Brief
Show every line in the entries below where the word "JSON" appears.
------------------------------
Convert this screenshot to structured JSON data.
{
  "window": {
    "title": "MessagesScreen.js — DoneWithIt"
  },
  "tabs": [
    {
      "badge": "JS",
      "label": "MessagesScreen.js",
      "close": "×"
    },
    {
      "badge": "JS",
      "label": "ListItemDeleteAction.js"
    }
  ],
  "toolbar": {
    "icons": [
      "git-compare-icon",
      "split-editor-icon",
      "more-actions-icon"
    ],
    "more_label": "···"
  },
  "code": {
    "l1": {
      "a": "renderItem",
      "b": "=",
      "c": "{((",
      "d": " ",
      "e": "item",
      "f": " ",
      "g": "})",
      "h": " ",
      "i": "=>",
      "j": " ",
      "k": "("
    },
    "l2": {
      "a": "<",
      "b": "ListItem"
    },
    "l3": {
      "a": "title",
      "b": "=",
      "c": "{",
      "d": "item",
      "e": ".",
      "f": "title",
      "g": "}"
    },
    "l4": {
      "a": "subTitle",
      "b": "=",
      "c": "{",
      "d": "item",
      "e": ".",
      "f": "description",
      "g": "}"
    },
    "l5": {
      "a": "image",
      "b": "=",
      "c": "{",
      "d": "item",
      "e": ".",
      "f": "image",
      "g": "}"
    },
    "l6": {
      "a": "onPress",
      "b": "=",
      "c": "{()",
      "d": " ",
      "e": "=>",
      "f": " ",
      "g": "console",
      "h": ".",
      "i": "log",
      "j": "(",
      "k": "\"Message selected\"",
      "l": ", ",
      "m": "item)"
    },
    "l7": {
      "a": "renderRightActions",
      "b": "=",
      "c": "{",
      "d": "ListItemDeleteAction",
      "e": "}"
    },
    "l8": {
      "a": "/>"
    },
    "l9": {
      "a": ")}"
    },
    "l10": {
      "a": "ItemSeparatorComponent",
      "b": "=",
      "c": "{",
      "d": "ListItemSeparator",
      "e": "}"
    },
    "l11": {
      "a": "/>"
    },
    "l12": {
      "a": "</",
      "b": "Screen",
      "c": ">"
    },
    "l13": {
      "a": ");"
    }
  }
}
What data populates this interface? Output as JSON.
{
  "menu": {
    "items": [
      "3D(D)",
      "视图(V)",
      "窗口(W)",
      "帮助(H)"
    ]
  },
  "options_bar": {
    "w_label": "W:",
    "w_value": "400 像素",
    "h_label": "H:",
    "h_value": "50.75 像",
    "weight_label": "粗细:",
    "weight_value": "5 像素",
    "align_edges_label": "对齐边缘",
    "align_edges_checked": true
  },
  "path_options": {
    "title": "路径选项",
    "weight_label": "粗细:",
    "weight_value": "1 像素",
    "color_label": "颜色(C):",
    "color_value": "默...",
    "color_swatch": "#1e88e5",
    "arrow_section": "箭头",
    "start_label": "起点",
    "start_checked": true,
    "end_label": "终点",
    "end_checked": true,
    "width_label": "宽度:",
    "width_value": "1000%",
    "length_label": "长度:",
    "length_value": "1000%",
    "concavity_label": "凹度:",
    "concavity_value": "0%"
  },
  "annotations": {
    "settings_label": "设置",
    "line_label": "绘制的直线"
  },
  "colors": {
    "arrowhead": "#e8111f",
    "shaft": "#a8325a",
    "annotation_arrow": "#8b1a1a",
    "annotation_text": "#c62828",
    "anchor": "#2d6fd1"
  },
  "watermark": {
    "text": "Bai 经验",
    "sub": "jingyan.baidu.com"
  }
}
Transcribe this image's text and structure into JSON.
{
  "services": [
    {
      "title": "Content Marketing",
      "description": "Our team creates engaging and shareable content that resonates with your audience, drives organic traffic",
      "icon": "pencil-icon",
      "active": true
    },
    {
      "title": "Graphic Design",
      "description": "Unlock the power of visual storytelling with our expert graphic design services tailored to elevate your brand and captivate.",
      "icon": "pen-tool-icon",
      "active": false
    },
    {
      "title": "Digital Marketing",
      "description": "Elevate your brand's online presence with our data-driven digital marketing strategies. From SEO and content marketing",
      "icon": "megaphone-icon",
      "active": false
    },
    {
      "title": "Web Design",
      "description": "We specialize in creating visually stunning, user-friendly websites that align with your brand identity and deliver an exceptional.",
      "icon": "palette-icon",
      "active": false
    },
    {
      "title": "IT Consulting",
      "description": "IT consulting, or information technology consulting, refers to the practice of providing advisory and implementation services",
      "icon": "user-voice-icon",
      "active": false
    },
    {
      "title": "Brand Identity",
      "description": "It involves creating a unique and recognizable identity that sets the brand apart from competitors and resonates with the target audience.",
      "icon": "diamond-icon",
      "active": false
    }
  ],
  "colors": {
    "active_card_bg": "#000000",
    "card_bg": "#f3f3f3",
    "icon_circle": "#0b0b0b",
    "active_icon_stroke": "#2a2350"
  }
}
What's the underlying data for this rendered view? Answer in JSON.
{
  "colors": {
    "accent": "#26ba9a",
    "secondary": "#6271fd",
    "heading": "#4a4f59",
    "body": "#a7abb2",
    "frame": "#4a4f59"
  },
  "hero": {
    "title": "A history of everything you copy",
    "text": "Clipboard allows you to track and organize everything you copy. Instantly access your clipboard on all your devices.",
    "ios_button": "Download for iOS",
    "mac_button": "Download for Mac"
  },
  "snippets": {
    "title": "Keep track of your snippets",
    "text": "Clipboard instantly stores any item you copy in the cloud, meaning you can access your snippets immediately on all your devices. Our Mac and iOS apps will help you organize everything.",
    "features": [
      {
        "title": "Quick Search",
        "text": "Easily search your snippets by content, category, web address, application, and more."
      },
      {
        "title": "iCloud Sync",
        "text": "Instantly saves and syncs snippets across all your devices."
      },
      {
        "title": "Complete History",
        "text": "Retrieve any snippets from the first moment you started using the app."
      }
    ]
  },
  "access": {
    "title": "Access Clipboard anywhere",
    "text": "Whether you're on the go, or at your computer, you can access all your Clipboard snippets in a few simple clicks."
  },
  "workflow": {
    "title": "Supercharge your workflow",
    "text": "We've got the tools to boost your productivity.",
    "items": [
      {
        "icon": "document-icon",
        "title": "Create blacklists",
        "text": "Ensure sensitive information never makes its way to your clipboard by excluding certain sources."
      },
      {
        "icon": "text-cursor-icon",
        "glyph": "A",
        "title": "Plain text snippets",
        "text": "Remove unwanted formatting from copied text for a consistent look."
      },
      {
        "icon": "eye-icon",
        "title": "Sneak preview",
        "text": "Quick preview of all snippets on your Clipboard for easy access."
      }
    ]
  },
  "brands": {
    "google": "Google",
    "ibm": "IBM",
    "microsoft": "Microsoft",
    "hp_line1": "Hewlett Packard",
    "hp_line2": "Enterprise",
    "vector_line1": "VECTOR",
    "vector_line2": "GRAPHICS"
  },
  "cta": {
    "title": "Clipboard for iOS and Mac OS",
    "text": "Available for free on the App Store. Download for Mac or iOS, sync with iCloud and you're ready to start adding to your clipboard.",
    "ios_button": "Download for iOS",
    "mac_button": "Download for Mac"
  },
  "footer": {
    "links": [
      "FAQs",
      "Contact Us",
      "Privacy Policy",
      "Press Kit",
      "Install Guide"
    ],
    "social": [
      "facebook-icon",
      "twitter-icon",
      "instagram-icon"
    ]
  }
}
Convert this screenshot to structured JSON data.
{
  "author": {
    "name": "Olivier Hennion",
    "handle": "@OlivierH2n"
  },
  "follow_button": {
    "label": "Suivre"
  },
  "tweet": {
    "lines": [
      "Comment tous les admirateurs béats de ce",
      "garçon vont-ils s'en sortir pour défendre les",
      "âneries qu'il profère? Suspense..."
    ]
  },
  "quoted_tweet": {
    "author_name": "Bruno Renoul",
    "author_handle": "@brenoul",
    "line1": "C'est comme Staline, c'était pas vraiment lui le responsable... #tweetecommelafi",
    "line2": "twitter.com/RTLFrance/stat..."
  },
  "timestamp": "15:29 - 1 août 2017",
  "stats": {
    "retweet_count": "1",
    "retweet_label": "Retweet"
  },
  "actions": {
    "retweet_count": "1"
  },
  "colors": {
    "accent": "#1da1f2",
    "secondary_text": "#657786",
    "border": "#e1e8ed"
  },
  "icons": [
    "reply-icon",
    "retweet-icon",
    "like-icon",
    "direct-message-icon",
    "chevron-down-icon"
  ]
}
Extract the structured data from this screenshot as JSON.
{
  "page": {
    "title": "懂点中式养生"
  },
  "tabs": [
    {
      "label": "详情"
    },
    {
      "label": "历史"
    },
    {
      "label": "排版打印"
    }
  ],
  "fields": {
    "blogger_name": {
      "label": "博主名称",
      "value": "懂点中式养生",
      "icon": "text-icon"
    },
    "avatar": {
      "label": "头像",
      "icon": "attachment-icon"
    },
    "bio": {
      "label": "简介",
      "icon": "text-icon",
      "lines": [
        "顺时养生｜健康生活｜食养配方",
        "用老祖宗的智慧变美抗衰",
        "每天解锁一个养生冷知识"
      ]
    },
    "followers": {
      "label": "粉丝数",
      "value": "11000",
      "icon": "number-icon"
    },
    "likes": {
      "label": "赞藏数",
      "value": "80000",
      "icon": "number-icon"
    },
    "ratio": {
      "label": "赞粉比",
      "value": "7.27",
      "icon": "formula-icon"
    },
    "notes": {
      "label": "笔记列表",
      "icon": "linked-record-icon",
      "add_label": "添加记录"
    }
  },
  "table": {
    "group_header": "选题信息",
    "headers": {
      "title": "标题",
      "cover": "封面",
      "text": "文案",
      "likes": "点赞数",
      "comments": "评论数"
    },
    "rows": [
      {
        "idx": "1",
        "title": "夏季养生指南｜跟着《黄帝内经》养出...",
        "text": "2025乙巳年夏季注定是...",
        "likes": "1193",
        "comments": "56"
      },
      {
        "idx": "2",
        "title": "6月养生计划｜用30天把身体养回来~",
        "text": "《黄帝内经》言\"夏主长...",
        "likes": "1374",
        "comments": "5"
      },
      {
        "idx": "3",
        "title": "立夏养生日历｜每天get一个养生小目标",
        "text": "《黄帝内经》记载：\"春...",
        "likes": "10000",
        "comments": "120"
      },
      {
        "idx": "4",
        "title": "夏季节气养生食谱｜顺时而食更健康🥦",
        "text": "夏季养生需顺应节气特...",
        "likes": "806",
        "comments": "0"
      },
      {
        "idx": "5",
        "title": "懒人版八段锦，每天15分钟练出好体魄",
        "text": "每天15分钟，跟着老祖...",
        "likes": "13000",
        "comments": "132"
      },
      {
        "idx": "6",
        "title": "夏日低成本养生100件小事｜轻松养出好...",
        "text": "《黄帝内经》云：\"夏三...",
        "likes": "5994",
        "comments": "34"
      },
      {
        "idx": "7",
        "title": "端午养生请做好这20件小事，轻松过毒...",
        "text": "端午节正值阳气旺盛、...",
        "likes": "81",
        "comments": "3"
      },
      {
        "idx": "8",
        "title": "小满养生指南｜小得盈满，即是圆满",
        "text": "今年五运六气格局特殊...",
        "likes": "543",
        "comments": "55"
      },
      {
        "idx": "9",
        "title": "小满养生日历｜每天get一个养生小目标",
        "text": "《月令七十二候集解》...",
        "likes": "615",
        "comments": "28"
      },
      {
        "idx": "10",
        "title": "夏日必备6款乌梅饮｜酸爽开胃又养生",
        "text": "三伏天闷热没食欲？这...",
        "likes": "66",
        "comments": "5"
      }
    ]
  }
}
------------------------------
Solution for this problem
Convert this screenshot to structured JSON data.
What data populates this interface? Output as JSON.
Transcribe this image's text and structure into JSON.
What's the underlying data for this rendered view? Answer in JSON.
Convert this screenshot to structured JSON data.
Extract the structured data from this screenshot as JSON.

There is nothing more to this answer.